Instructions to follow :: Extract, from the records beneath this instruction, each line that contains the word "Ninufare".

Records from a dataset:
○ ○ ○ ○
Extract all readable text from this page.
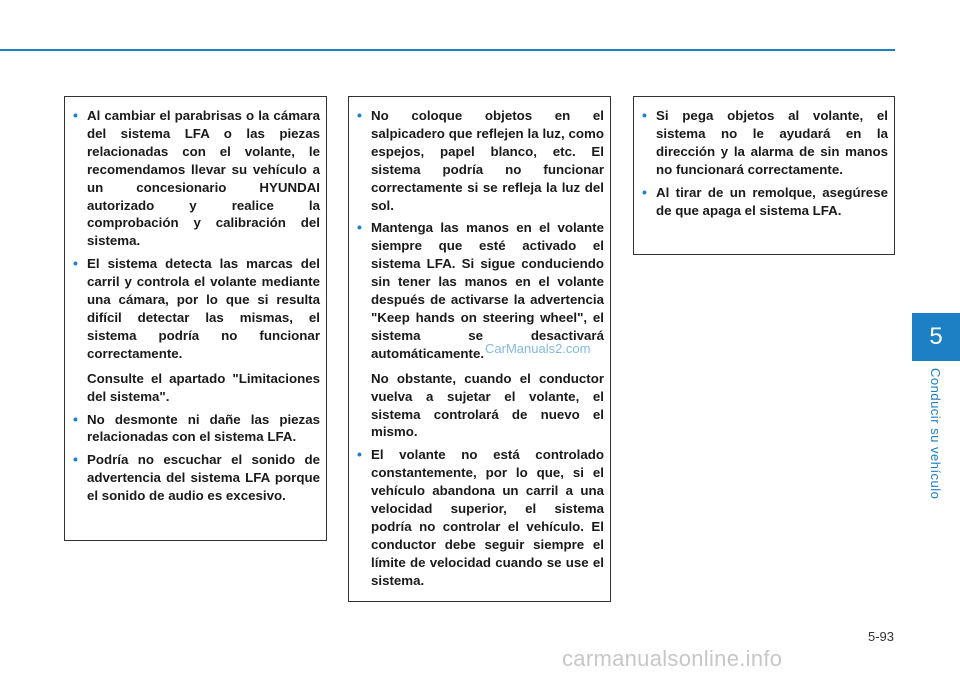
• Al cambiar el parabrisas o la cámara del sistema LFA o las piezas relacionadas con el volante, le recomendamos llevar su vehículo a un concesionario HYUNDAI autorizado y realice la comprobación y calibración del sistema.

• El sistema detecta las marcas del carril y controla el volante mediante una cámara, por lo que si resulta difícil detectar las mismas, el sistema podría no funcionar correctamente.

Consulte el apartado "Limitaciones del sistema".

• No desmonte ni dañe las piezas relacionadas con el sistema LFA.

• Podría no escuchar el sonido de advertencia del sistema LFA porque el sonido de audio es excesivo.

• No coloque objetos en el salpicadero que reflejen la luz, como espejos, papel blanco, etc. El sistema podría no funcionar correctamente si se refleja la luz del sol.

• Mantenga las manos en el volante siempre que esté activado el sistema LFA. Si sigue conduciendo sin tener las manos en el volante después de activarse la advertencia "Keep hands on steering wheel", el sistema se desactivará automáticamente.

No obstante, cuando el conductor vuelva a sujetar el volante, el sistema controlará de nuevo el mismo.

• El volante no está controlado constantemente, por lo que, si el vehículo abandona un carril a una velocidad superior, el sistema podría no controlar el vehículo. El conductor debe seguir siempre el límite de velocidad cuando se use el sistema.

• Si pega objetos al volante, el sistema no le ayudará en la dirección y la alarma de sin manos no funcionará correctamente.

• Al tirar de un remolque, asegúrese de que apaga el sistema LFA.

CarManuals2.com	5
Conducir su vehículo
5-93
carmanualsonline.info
○ ○ ○ ○
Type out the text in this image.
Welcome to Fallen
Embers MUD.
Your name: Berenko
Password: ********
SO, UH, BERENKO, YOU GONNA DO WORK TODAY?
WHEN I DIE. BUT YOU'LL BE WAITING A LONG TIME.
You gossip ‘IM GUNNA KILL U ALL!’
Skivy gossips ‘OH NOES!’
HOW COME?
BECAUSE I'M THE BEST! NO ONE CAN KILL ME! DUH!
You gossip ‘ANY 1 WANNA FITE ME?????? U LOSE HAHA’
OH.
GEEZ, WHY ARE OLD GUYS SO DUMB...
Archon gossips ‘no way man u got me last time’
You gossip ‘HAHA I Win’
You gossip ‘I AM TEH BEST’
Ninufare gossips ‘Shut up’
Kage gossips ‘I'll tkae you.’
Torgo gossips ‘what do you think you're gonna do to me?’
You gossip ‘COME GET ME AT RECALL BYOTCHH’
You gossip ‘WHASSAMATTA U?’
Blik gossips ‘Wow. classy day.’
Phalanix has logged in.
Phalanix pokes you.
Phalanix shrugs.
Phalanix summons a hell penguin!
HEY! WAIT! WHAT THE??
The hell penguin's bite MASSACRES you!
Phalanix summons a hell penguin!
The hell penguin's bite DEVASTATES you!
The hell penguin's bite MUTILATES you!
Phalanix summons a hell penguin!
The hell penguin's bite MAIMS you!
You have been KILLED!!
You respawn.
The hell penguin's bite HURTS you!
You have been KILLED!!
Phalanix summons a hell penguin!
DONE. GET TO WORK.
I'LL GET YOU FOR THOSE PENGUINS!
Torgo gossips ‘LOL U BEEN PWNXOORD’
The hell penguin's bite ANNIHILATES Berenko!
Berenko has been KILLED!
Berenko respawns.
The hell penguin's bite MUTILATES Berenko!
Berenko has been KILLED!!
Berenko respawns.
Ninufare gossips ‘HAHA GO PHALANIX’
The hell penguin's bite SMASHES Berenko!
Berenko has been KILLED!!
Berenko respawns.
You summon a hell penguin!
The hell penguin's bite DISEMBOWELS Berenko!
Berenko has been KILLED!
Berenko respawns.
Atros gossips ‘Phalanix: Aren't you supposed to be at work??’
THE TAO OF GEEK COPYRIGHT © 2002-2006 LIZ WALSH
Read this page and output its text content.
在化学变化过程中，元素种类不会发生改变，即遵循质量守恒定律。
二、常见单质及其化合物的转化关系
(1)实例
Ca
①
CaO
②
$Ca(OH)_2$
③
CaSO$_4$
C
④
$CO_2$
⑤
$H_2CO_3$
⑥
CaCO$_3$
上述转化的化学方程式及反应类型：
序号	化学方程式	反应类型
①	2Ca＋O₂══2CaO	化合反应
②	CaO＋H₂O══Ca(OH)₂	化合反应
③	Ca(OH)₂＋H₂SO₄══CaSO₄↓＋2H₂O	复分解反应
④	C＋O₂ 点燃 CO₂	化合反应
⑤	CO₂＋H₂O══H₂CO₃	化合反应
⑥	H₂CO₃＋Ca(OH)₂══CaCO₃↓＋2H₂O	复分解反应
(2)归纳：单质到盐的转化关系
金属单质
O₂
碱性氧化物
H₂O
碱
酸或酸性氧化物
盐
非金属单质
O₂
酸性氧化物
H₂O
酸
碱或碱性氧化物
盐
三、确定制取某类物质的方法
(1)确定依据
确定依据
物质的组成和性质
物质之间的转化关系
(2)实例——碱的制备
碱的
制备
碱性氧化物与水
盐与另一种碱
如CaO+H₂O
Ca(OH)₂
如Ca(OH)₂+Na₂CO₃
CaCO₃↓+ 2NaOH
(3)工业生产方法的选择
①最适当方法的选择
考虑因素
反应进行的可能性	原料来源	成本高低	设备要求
○ ○ ○ ○
Written solution ::
Ninufare gossips ‘Shut up’
Ninufare gossips ‘HAHA GO PHALANIX’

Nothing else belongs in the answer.